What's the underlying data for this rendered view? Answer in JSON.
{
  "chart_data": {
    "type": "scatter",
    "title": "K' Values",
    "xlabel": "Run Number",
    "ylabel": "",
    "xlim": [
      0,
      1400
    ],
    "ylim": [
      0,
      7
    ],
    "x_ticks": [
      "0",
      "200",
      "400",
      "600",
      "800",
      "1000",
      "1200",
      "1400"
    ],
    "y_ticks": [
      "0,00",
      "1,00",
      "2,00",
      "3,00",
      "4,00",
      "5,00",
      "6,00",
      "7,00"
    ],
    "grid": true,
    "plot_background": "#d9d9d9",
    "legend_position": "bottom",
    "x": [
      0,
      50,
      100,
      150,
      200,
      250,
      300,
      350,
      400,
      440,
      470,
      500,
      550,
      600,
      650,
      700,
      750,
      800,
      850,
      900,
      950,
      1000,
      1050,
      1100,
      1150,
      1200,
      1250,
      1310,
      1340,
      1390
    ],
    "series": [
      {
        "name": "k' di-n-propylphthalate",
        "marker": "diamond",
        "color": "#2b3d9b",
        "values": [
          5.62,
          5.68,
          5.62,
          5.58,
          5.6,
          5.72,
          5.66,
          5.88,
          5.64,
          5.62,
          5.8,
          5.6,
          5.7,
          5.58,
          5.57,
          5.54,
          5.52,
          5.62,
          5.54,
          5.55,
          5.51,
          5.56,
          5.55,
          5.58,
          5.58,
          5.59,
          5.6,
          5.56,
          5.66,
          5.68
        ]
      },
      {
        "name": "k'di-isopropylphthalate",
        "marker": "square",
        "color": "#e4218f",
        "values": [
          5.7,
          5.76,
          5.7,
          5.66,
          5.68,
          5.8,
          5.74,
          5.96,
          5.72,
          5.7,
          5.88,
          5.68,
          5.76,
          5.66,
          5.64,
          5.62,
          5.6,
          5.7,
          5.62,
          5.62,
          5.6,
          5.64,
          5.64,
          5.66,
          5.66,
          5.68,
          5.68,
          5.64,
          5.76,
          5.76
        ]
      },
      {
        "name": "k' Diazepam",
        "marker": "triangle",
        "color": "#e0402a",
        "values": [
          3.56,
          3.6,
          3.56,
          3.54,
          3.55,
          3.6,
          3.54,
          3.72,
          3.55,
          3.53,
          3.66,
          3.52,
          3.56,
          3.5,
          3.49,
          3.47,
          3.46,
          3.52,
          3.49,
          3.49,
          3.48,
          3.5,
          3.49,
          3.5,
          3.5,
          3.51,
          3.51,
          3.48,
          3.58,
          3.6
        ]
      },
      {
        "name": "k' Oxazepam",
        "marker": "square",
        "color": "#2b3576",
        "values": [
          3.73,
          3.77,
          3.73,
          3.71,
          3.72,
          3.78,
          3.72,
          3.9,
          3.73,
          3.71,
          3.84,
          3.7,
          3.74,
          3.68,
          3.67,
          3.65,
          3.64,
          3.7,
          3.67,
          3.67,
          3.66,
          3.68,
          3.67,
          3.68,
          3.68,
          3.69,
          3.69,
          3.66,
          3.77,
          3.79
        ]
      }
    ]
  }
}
☆ ☆ ☆ ☆ ☆ ☆ ☆
■ **TASK OBJECTIVE**:
All of the material above needs to be retyped word for word.

■ **ANSWER FOR THIS EXERCISE**:
What's the underlying data for this rendered view? Answer in JSON.
{
  "chart_data": {
    "type": "scatter",
    "title": "K' Values",
    "xlabel": "Run Number",
    "ylabel": "",
    "xlim": [
      0,
      1400
    ],
    "ylim": [
      0,
      7
    ],
    "x_ticks": [
      "0",
      "200",
      "400",
      "600",
      "800",
      "1000",
      "1200",
      "1400"
    ],
    "y_ticks": [
      "0,00",
      "1,00",
      "2,00",
      "3,00",
      "4,00",
      "5,00",
      "6,00",
      "7,00"
    ],
    "grid": true,
    "plot_background": "#d9d9d9",
    "legend_position": "bottom",
    "x": [
      0,
      50,
      100,
      150,
      200,
      250,
      300,
      350,
      400,
      440,
      470,
      500,
      550,
      600,
      650,
      700,
      750,
      800,
      850,
      900,
      950,
      1000,
      1050,
      1100,
      1150,
      1200,
      1250,
      1310,
      1340,
      1390
    ],
    "series": [
      {
        "name": "k' di-n-propylphthalate",
        "marker": "diamond",
        "color": "#2b3d9b",
        "values": [
          5.62,
          5.68,
          5.62,
          5.58,
          5.6,
          5.72,
          5.66,
          5.88,
          5.64,
          5.62,
          5.8,
          5.6,
          5.7,
          5.58,
          5.57,
          5.54,
          5.52,
          5.62,
          5.54,
          5.55,
          5.51,
          5.56,
          5.55,
          5.58,
          5.58,
          5.59,
          5.6,
          5.56,
          5.66,
          5.68
        ]
      },
      {
        "name": "k'di-isopropylphthalate",
        "marker": "square",
        "color": "#e4218f",
        "values": [
          5.7,
          5.76,
          5.7,
          5.66,
          5.68,
          5.8,
          5.74,
          5.96,
          5.72,
          5.7,
          5.88,
          5.68,
          5.76,
          5.66,
          5.64,
          5.62,
          5.6,
          5.7,
          5.62,
          5.62,
          5.6,
          5.64,
          5.64,
          5.66,
          5.66,
          5.68,
          5.68,
          5.64,
          5.76,
          5.76
        ]
      },
      {
        "name": "k' Diazepam",
        "marker": "triangle",
        "color": "#e0402a",
        "values": [
          3.56,
          3.6,
          3.56,
          3.54,
          3.55,
          3.6,
          3.54,
          3.72,
          3.55,
          3.53,
          3.66,
          3.52,
          3.56,
          3.5,
          3.49,
          3.47,
          3.46,
          3.52,
          3.49,
          3.49,
          3.48,
          3.5,
          3.49,
          3.5,
          3.5,
          3.51,
          3.51,
          3.48,
          3.58,
          3.6
        ]
      },
      {
        "name": "k' Oxazepam",
        "marker": "square",
        "color": "#2b3576",
        "values": [
          3.73,
          3.77,
          3.73,
          3.71,
          3.72,
          3.78,
          3.72,
          3.9,
          3.73,
          3.71,
          3.84,
          3.7,
          3.74,
          3.68,
          3.67,
          3.65,
          3.64,
          3.7,
          3.67,
          3.67,
          3.66,
          3.68,
          3.67,
          3.68,
          3.68,
          3.69,
          3.69,
          3.66,
          3.77,
          3.79
        ]
      }
    ]
  }
}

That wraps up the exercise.